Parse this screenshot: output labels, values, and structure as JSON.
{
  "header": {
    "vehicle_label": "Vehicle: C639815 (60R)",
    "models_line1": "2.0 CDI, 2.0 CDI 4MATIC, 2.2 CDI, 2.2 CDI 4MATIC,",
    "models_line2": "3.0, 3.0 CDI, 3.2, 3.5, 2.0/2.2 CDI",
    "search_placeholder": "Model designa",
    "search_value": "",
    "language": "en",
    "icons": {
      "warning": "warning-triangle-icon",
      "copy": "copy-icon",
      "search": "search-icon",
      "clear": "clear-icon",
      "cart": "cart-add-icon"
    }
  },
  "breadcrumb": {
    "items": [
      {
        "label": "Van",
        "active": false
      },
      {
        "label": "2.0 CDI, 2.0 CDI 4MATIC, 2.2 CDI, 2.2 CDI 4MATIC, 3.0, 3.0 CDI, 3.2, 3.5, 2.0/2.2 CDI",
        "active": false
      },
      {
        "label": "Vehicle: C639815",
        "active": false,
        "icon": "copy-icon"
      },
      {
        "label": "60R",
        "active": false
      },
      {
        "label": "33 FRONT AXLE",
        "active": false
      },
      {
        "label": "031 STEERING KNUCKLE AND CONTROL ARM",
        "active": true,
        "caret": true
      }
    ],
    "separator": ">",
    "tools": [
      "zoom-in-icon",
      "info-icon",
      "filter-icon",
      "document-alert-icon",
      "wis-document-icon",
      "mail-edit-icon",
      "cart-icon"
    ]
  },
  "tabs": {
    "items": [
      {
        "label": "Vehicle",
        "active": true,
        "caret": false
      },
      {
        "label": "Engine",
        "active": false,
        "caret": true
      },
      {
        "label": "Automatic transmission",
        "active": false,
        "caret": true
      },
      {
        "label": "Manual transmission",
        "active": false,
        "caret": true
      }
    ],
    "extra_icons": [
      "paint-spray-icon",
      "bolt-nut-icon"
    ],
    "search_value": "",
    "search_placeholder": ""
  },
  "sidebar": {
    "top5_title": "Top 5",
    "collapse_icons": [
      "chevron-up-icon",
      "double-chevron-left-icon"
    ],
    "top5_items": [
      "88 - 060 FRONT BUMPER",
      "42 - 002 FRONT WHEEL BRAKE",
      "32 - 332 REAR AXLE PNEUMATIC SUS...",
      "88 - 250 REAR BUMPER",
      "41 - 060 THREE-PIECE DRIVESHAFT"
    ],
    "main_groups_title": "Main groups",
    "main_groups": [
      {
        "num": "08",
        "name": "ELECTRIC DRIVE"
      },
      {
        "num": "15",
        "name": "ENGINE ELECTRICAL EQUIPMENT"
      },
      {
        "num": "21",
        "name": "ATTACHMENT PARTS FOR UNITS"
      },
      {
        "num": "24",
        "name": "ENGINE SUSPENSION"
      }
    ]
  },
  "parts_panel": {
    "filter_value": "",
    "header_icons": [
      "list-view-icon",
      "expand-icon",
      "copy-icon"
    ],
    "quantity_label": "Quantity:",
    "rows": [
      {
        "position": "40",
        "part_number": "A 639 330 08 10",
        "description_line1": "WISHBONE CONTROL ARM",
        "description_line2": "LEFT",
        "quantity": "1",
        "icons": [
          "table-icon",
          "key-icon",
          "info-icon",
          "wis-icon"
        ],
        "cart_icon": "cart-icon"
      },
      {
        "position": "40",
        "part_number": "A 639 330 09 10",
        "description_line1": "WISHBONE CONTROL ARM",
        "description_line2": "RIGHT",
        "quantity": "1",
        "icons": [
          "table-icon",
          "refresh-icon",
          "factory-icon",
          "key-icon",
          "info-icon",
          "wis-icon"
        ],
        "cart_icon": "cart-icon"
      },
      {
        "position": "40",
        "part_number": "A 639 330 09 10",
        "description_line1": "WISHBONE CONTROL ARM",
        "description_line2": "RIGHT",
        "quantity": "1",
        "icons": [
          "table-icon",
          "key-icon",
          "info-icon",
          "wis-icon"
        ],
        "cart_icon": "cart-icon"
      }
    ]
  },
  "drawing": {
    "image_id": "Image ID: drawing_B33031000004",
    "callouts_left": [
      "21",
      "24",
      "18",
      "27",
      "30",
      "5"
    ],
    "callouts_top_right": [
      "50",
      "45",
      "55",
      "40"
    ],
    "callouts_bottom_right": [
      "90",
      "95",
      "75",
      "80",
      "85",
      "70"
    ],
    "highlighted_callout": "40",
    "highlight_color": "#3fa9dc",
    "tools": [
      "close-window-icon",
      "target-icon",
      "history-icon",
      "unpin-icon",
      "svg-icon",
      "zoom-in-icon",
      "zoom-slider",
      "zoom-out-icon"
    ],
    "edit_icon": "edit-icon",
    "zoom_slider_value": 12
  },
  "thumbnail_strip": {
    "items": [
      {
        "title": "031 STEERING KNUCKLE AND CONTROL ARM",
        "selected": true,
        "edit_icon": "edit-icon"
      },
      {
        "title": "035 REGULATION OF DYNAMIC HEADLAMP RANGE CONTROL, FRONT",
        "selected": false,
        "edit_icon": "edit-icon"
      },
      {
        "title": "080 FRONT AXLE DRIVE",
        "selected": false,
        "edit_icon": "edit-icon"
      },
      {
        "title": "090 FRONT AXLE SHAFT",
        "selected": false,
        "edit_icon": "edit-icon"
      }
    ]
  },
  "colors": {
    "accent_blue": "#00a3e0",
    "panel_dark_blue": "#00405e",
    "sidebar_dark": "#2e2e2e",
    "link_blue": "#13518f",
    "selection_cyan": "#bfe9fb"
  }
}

---

What you need to do — Copy all of the material word for word.

Response —
Parse this screenshot: output labels, values, and structure as JSON.
{
  "header": {
    "vehicle_label": "Vehicle: C639815 (60R)",
    "models_line1": "2.0 CDI, 2.0 CDI 4MATIC, 2.2 CDI, 2.2 CDI 4MATIC,",
    "models_line2": "3.0, 3.0 CDI, 3.2, 3.5, 2.0/2.2 CDI",
    "search_placeholder": "Model designa",
    "search_value": "",
    "language": "en",
    "icons": {
      "warning": "warning-triangle-icon",
      "copy": "copy-icon",
      "search": "search-icon",
      "clear": "clear-icon",
      "cart": "cart-add-icon"
    }
  },
  "breadcrumb": {
    "items": [
      {
        "label": "Van",
        "active": false
      },
      {
        "label": "2.0 CDI, 2.0 CDI 4MATIC, 2.2 CDI, 2.2 CDI 4MATIC, 3.0, 3.0 CDI, 3.2, 3.5, 2.0/2.2 CDI",
        "active": false
      },
      {
        "label": "Vehicle: C639815",
        "active": false,
        "icon": "copy-icon"
      },
      {
        "label": "60R",
        "active": false
      },
      {
        "label": "33 FRONT AXLE",
        "active": false
      },
      {
        "label": "031 STEERING KNUCKLE AND CONTROL ARM",
        "active": true,
        "caret": true
      }
    ],
    "separator": ">",
    "tools": [
      "zoom-in-icon",
      "info-icon",
      "filter-icon",
      "document-alert-icon",
      "wis-document-icon",
      "mail-edit-icon",
      "cart-icon"
    ]
  },
  "tabs": {
    "items": [
      {
        "label": "Vehicle",
        "active": true,
        "caret": false
      },
      {
        "label": "Engine",
        "active": false,
        "caret": true
      },
      {
        "label": "Automatic transmission",
        "active": false,
        "caret": true
      },
      {
        "label": "Manual transmission",
        "active": false,
        "caret": true
      }
    ],
    "extra_icons": [
      "paint-spray-icon",
      "bolt-nut-icon"
    ],
    "search_value": "",
    "search_placeholder": ""
  },
  "sidebar": {
    "top5_title": "Top 5",
    "collapse_icons": [
      "chevron-up-icon",
      "double-chevron-left-icon"
    ],
    "top5_items": [
      "88 - 060 FRONT BUMPER",
      "42 - 002 FRONT WHEEL BRAKE",
      "32 - 332 REAR AXLE PNEUMATIC SUS...",
      "88 - 250 REAR BUMPER",
      "41 - 060 THREE-PIECE DRIVESHAFT"
    ],
    "main_groups_title": "Main groups",
    "main_groups": [
      {
        "num": "08",
        "name": "ELECTRIC DRIVE"
      },
      {
        "num": "15",
        "name": "ENGINE ELECTRICAL EQUIPMENT"
      },
      {
        "num": "21",
        "name": "ATTACHMENT PARTS FOR UNITS"
      },
      {
        "num": "24",
        "name": "ENGINE SUSPENSION"
      }
    ]
  },
  "parts_panel": {
    "filter_value": "",
    "header_icons": [
      "list-view-icon",
      "expand-icon",
      "copy-icon"
    ],
    "quantity_label": "Quantity:",
    "rows": [
      {
        "position": "40",
        "part_number": "A 639 330 08 10",
        "description_line1": "WISHBONE CONTROL ARM",
        "description_line2": "LEFT",
        "quantity": "1",
        "icons": [
          "table-icon",
          "key-icon",
          "info-icon",
          "wis-icon"
        ],
        "cart_icon": "cart-icon"
      },
      {
        "position": "40",
        "part_number": "A 639 330 09 10",
        "description_line1": "WISHBONE CONTROL ARM",
        "description_line2": "RIGHT",
        "quantity": "1",
        "icons": [
          "table-icon",
          "refresh-icon",
          "factory-icon",
          "key-icon",
          "info-icon",
          "wis-icon"
        ],
        "cart_icon": "cart-icon"
      },
      {
        "position": "40",
        "part_number": "A 639 330 09 10",
        "description_line1": "WISHBONE CONTROL ARM",
        "description_line2": "RIGHT",
        "quantity": "1",
        "icons": [
          "table-icon",
          "key-icon",
          "info-icon",
          "wis-icon"
        ],
        "cart_icon": "cart-icon"
      }
    ]
  },
  "drawing": {
    "image_id": "Image ID: drawing_B33031000004",
    "callouts_left": [
      "21",
      "24",
      "18",
      "27",
      "30",
      "5"
    ],
    "callouts_top_right": [
      "50",
      "45",
      "55",
      "40"
    ],
    "callouts_bottom_right": [
      "90",
      "95",
      "75",
      "80",
      "85",
      "70"
    ],
    "highlighted_callout": "40",
    "highlight_color": "#3fa9dc",
    "tools": [
      "close-window-icon",
      "target-icon",
      "history-icon",
      "unpin-icon",
      "svg-icon",
      "zoom-in-icon",
      "zoom-slider",
      "zoom-out-icon"
    ],
    "edit_icon": "edit-icon",
    "zoom_slider_value": 12
  },
  "thumbnail_strip": {
    "items": [
      {
        "title": "031 STEERING KNUCKLE AND CONTROL ARM",
        "selected": true,
        "edit_icon": "edit-icon"
      },
      {
        "title": "035 REGULATION OF DYNAMIC HEADLAMP RANGE CONTROL, FRONT",
        "selected": false,
        "edit_icon": "edit-icon"
      },
      {
        "title": "080 FRONT AXLE DRIVE",
        "selected": false,
        "edit_icon": "edit-icon"
      },
      {
        "title": "090 FRONT AXLE SHAFT",
        "selected": false,
        "edit_icon": "edit-icon"
      }
    ]
  },
  "colors": {
    "accent_blue": "#00a3e0",
    "panel_dark_blue": "#00405e",
    "sidebar_dark": "#2e2e2e",
    "link_blue": "#13518f",
    "selection_cyan": "#bfe9fb"
  }
}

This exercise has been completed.